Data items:
####

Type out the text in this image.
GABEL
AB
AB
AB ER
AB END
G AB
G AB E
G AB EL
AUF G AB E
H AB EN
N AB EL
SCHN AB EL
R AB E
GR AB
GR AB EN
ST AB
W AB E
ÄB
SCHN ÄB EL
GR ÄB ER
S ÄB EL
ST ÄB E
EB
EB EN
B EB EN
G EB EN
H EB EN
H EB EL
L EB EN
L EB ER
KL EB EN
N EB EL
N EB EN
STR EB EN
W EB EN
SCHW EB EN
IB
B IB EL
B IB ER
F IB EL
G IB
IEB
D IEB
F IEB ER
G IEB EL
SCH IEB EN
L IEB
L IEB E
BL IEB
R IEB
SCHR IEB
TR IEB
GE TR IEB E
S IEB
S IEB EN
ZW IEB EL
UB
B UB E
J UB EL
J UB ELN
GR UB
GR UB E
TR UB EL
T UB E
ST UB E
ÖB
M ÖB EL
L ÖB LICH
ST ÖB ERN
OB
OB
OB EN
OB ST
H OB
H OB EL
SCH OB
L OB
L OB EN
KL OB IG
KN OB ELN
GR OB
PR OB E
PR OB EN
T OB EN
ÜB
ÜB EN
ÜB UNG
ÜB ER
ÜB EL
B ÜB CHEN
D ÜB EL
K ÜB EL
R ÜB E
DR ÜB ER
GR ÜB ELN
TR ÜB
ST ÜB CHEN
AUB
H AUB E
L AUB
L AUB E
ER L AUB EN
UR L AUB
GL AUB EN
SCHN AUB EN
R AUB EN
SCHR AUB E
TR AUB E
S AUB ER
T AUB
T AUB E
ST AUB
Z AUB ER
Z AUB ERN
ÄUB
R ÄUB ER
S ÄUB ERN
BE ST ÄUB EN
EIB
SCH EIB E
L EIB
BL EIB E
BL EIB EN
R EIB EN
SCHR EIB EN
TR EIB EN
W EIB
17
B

####

EXERCISE TASK:
Output all preceding records character for character.

THE COMPLETED TASK:
Type out the text in this image.
GABEL
AB
AB
AB ER
AB END
G AB
G AB E
G AB EL
AUF G AB E
H AB EN
N AB EL
SCHN AB EL
R AB E
GR AB
GR AB EN
ST AB
W AB E
ÄB
SCHN ÄB EL
GR ÄB ER
S ÄB EL
ST ÄB E
EB
EB EN
B EB EN
G EB EN
H EB EN
H EB EL
L EB EN
L EB ER
KL EB EN
N EB EL
N EB EN
STR EB EN
W EB EN
SCHW EB EN
IB
B IB EL
B IB ER
F IB EL
G IB
IEB
D IEB
F IEB ER
G IEB EL
SCH IEB EN
L IEB
L IEB E
BL IEB
R IEB
SCHR IEB
TR IEB
GE TR IEB E
S IEB
S IEB EN
ZW IEB EL
UB
B UB E
J UB EL
J UB ELN
GR UB
GR UB E
TR UB EL
T UB E
ST UB E
ÖB
M ÖB EL
L ÖB LICH
ST ÖB ERN
OB
OB
OB EN
OB ST
H OB
H OB EL
SCH OB
L OB
L OB EN
KL OB IG
KN OB ELN
GR OB
PR OB E
PR OB EN
T OB EN
ÜB
ÜB EN
ÜB UNG
ÜB ER
ÜB EL
B ÜB CHEN
D ÜB EL
K ÜB EL
R ÜB E
DR ÜB ER
GR ÜB ELN
TR ÜB
ST ÜB CHEN
AUB
H AUB E
L AUB
L AUB E
ER L AUB EN
UR L AUB
GL AUB EN
SCHN AUB EN
R AUB EN
SCHR AUB E
TR AUB E
S AUB ER
T AUB
T AUB E
ST AUB
Z AUB ER
Z AUB ERN
ÄUB
R ÄUB ER
S ÄUB ERN
BE ST ÄUB EN
EIB
SCH EIB E
L EIB
BL EIB E
BL EIB EN
R EIB EN
SCHR EIB EN
TR EIB EN
W EIB
17
B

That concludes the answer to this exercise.